# Work to be completed
Go through the data below and copy it exactly, skipping every picture.

□ □ □ □

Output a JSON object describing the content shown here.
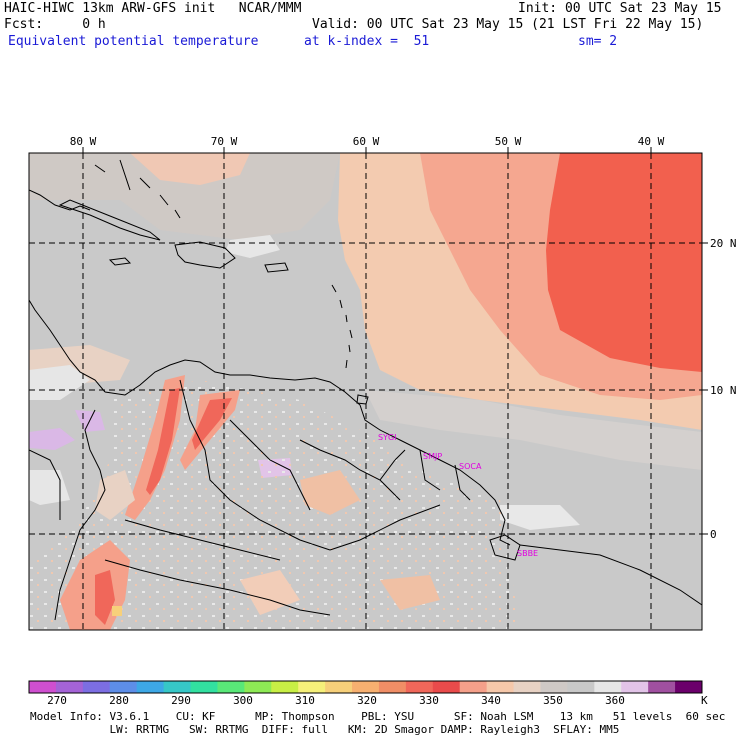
{
  "header": {
    "line1_left": "HAIC-HIWC 13km ARW-GFS init   NCAR/MMM",
    "line1_right": "Init: 00 UTC Sat 23 May 15",
    "line2_left": "Fcst:     0 h",
    "line2_right": "Valid: 00 UTC Sat 23 May 15 (21 LST Fri 22 May 15)",
    "field_name": "Equivalent potential temperature",
    "k_index": "at k-index =  51",
    "smoothing": "sm= 2"
  },
  "map": {
    "lon_labels": [
      "80 W",
      "70 W",
      "60 W",
      "50 W",
      "40 W"
    ],
    "lat_labels": [
      "20 N",
      "10 N",
      "0"
    ],
    "stations": [
      "SYGI",
      "SMJP",
      "SOCA",
      "SBBE"
    ],
    "colors": {
      "land_line": "#000000",
      "grid_line": "#000000",
      "station_label": "#e000e0"
    }
  },
  "colorbar": {
    "labels": [
      "270",
      "280",
      "290",
      "300",
      "310",
      "320",
      "330",
      "340",
      "350",
      "360"
    ],
    "unit": "K",
    "colors": [
      "#cf4fd0",
      "#a463d6",
      "#7c6ee2",
      "#5d8ee8",
      "#3da8e6",
      "#36c7c7",
      "#32e0a0",
      "#59e878",
      "#8eea55",
      "#c8ef45",
      "#f6f07a",
      "#f7d07a",
      "#f7b070",
      "#f08e66",
      "#f0675a",
      "#e94b4b",
      "#f5a08a",
      "#f6c8aa",
      "#e8d2c4",
      "#cfc9c6",
      "#c8c8c8",
      "#e6e6e6",
      "#e2c4e8",
      "#a050a0",
      "#6b006b"
    ]
  },
  "footer": {
    "line1": "Model Info: V3.6.1    CU: KF      MP: Thompson    PBL: YSU      SF: Noah LSM    13 km   51 levels  60 sec",
    "line2": "            LW: RRTMG   SW: RRTMG  DIFF: full   KM: 2D Smagor DAMP: Rayleigh3  SFLAY: MM5"
  }
}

□ □ □ □

# Solution to the problem
Output a JSON object describing the content shown here.
{
  "header": {
    "line1_left": "HAIC-HIWC 13km ARW-GFS init   NCAR/MMM",
    "line1_right": "Init: 00 UTC Sat 23 May 15",
    "line2_left": "Fcst:     0 h",
    "line2_right": "Valid: 00 UTC Sat 23 May 15 (21 LST Fri 22 May 15)",
    "field_name": "Equivalent potential temperature",
    "k_index": "at k-index =  51",
    "smoothing": "sm= 2"
  },
  "map": {
    "lon_labels": [
      "80 W",
      "70 W",
      "60 W",
      "50 W",
      "40 W"
    ],
    "lat_labels": [
      "20 N",
      "10 N",
      "0"
    ],
    "stations": [
      "SYGI",
      "SMJP",
      "SOCA",
      "SBBE"
    ],
    "colors": {
      "land_line": "#000000",
      "grid_line": "#000000",
      "station_label": "#e000e0"
    }
  },
  "colorbar": {
    "labels": [
      "270",
      "280",
      "290",
      "300",
      "310",
      "320",
      "330",
      "340",
      "350",
      "360"
    ],
    "unit": "K",
    "colors": [
      "#cf4fd0",
      "#a463d6",
      "#7c6ee2",
      "#5d8ee8",
      "#3da8e6",
      "#36c7c7",
      "#32e0a0",
      "#59e878",
      "#8eea55",
      "#c8ef45",
      "#f6f07a",
      "#f7d07a",
      "#f7b070",
      "#f08e66",
      "#f0675a",
      "#e94b4b",
      "#f5a08a",
      "#f6c8aa",
      "#e8d2c4",
      "#cfc9c6",
      "#c8c8c8",
      "#e6e6e6",
      "#e2c4e8",
      "#a050a0",
      "#6b006b"
    ]
  },
  "footer": {
    "line1": "Model Info: V3.6.1    CU: KF      MP: Thompson    PBL: YSU      SF: Noah LSM    13 km   51 levels  60 sec",
    "line2": "            LW: RRTMG   SW: RRTMG  DIFF: full   KM: 2D Smagor DAMP: Rayleigh3  SFLAY: MM5"
  }
}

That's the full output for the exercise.